§ Extracted data entries:
+===+
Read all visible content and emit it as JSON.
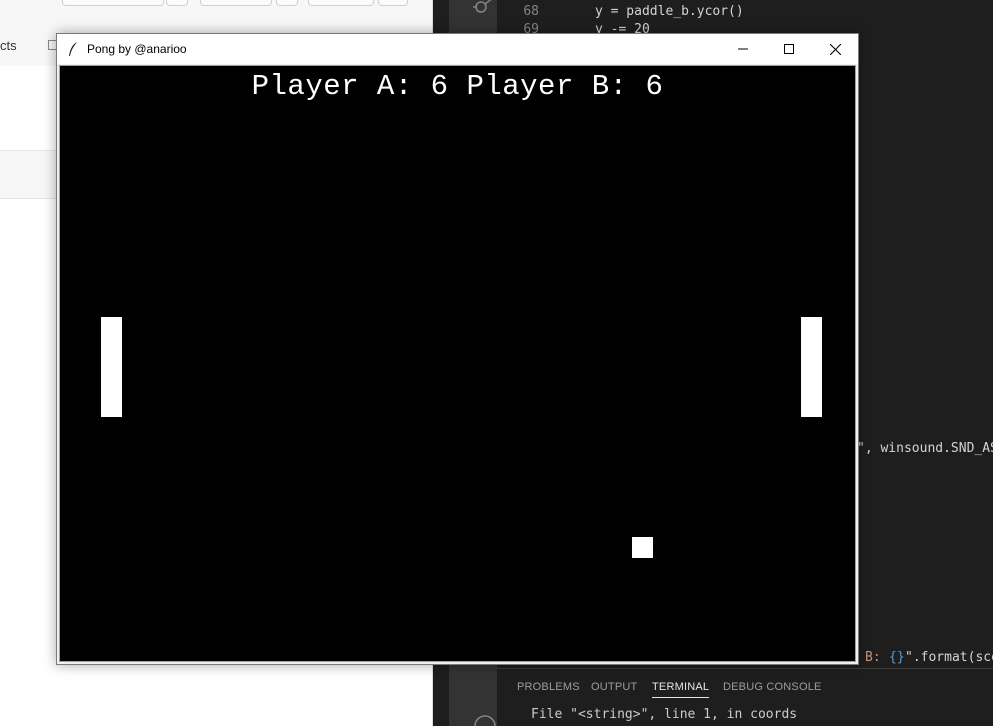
{
  "window": {
    "title": "Pong by @anarioo",
    "minimize_glyph": "—",
    "maximize_glyph": "☐",
    "close_glyph": "✕"
  },
  "game": {
    "score_text": "Player A: 6 Player B: 6",
    "score_a": 6,
    "score_b": 6,
    "background_color": "#000000",
    "foreground_color": "#ffffff"
  },
  "bg_browser": {
    "tab_text": "cts"
  },
  "editor": {
    "lines": [
      {
        "no": "68",
        "code": "y = paddle_b.ycor()"
      },
      {
        "no": "69",
        "code": "y -= 20"
      }
    ],
    "fragment_sound": "\", winsound.SND_AS",
    "fragment_format_b": "B: ",
    "fragment_format_braces": "{}",
    "fragment_format_rest": "\".format(sco"
  },
  "panel": {
    "tabs": [
      "PROBLEMS",
      "OUTPUT",
      "TERMINAL",
      "DEBUG CONSOLE"
    ],
    "active_tab": "TERMINAL",
    "terminal_line": "File \"<string>\", line 1, in coords"
  }
}
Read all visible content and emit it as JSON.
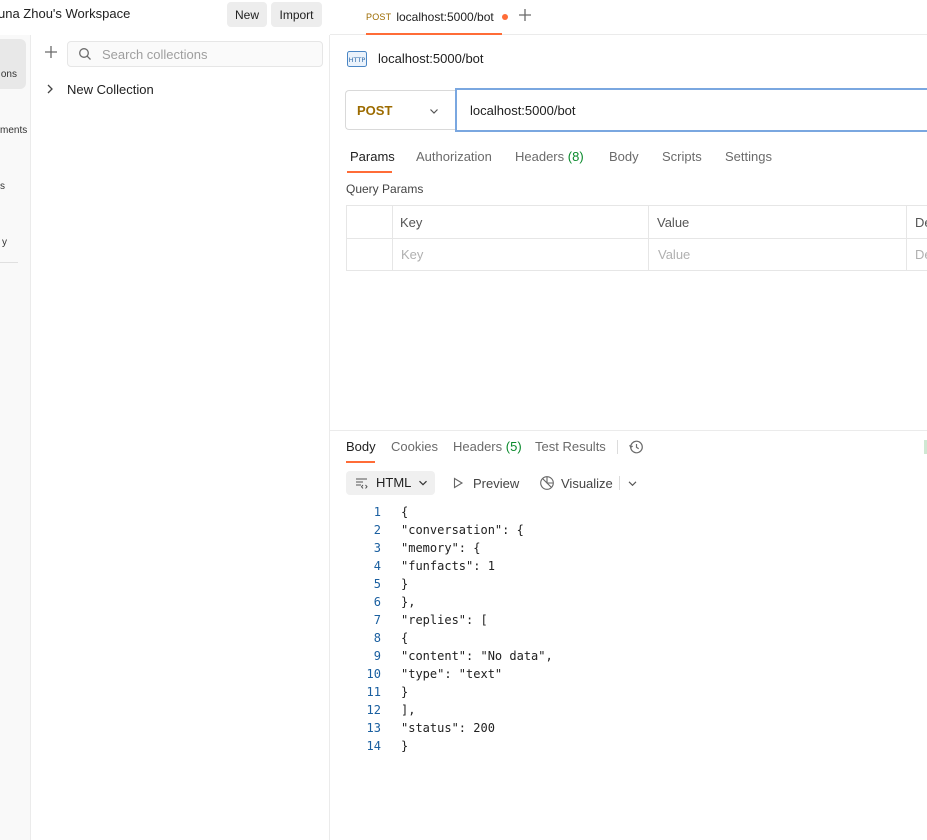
{
  "workspace": {
    "title": "una Zhou's Workspace",
    "new_label": "New",
    "import_label": "Import"
  },
  "rail": {
    "collections": "ons",
    "environments": "ments",
    "flows": "s",
    "history": "y"
  },
  "sidebar": {
    "search_placeholder": "Search collections",
    "collection_name": "New Collection",
    "icons": [
      "plus-icon",
      "search-icon",
      "chevron-right-icon"
    ]
  },
  "tab": {
    "method": "POST",
    "name": "localhost:5000/bot",
    "unsaved": true
  },
  "request": {
    "title": "localhost:5000/bot",
    "method": "POST",
    "url": "localhost:5000/bot",
    "tabs": {
      "params": "Params",
      "authorization": "Authorization",
      "headers": "Headers",
      "headers_count": "(8)",
      "body": "Body",
      "scripts": "Scripts",
      "settings": "Settings"
    },
    "query_params_label": "Query Params",
    "table": {
      "col_key": "Key",
      "col_value": "Value",
      "col_desc": "De",
      "key_placeholder": "Key",
      "value_placeholder": "Value",
      "desc_placeholder": "De"
    }
  },
  "response": {
    "tabs": {
      "body": "Body",
      "cookies": "Cookies",
      "headers": "Headers",
      "headers_count": "(5)",
      "test_results": "Test Results"
    },
    "format": "HTML",
    "preview_label": "Preview",
    "visualize_label": "Visualize",
    "lines": [
      {
        "n": "1",
        "text": "{"
      },
      {
        "n": "2",
        "text": "\"conversation\": {"
      },
      {
        "n": "3",
        "text": "\"memory\": {"
      },
      {
        "n": "4",
        "text": "\"funfacts\": 1"
      },
      {
        "n": "5",
        "text": "}"
      },
      {
        "n": "6",
        "text": "},"
      },
      {
        "n": "7",
        "text": "\"replies\": ["
      },
      {
        "n": "8",
        "text": "{"
      },
      {
        "n": "9",
        "text": "\"content\": \"No data\","
      },
      {
        "n": "10",
        "text": "\"type\": \"text\""
      },
      {
        "n": "11",
        "text": "}"
      },
      {
        "n": "12",
        "text": "],"
      },
      {
        "n": "13",
        "text": "\"status\": 200"
      },
      {
        "n": "14",
        "text": "}"
      }
    ]
  },
  "colors": {
    "accent": "#ff6c37",
    "method_post": "#9c6b00",
    "count_green": "#0a8a2c",
    "url_focus_border": "#7aa7e0"
  }
}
+===+
Copy the listing over exactly, skipping the pictures it holds.

Read all visible content and emit it as JSON.
{
  "window": {
    "title": "Pong by @anarioo",
    "minimize_glyph": "—",
    "maximize_glyph": "☐",
    "close_glyph": "✕"
  },
  "game": {
    "score_text": "Player A: 6 Player B: 6",
    "score_a": 6,
    "score_b": 6,
    "background_color": "#000000",
    "foreground_color": "#ffffff"
  },
  "bg_browser": {
    "tab_text": "cts"
  },
  "editor": {
    "lines": [
      {
        "no": "68",
        "code": "y = paddle_b.ycor()"
      },
      {
        "no": "69",
        "code": "y -= 20"
      }
    ],
    "fragment_sound": "\", winsound.SND_AS",
    "fragment_format_b": "B: ",
    "fragment_format_braces": "{}",
    "fragment_format_rest": "\".format(sco"
  },
  "panel": {
    "tabs": [
      "PROBLEMS",
      "OUTPUT",
      "TERMINAL",
      "DEBUG CONSOLE"
    ],
    "active_tab": "TERMINAL",
    "terminal_line": "File \"<string>\", line 1, in coords"
  }
}
Read all visible content and emit it as JSON.
{
  "workspace": {
    "title": "una Zhou's Workspace",
    "new_label": "New",
    "import_label": "Import"
  },
  "rail": {
    "collections": "ons",
    "environments": "ments",
    "flows": "s",
    "history": "y"
  },
  "sidebar": {
    "search_placeholder": "Search collections",
    "collection_name": "New Collection",
    "icons": [
      "plus-icon",
      "search-icon",
      "chevron-right-icon"
    ]
  },
  "tab": {
    "method": "POST",
    "name": "localhost:5000/bot",
    "unsaved": true
  },
  "request": {
    "title": "localhost:5000/bot",
    "method": "POST",
    "url": "localhost:5000/bot",
    "tabs": {
      "params": "Params",
      "authorization": "Authorization",
      "headers": "Headers",
      "headers_count": "(8)",
      "body": "Body",
      "scripts": "Scripts",
      "settings": "Settings"
    },
    "query_params_label": "Query Params",
    "table": {
      "col_key": "Key",
      "col_value": "Value",
      "col_desc": "De",
      "key_placeholder": "Key",
      "value_placeholder": "Value",
      "desc_placeholder": "De"
    }
  },
  "response": {
    "tabs": {
      "body": "Body",
      "cookies": "Cookies",
      "headers": "Headers",
      "headers_count": "(5)",
      "test_results": "Test Results"
    },
    "format": "HTML",
    "preview_label": "Preview",
    "visualize_label": "Visualize",
    "lines": [
      {
        "n": "1",
        "text": "{"
      },
      {
        "n": "2",
        "text": "\"conversation\": {"
      },
      {
        "n": "3",
        "text": "\"memory\": {"
      },
      {
        "n": "4",
        "text": "\"funfacts\": 1"
      },
      {
        "n": "5",
        "text": "}"
      },
      {
        "n": "6",
        "text": "},"
      },
      {
        "n": "7",
        "text": "\"replies\": ["
      },
      {
        "n": "8",
        "text": "{"
      },
      {
        "n": "9",
        "text": "\"content\": \"No data\","
      },
      {
        "n": "10",
        "text": "\"type\": \"text\""
      },
      {
        "n": "11",
        "text": "}"
      },
      {
        "n": "12",
        "text": "],"
      },
      {
        "n": "13",
        "text": "\"status\": 200"
      },
      {
        "n": "14",
        "text": "}"
      }
    ]
  },
  "colors": {
    "accent": "#ff6c37",
    "method_post": "#9c6b00",
    "count_green": "#0a8a2c",
    "url_focus_border": "#7aa7e0"
  }
}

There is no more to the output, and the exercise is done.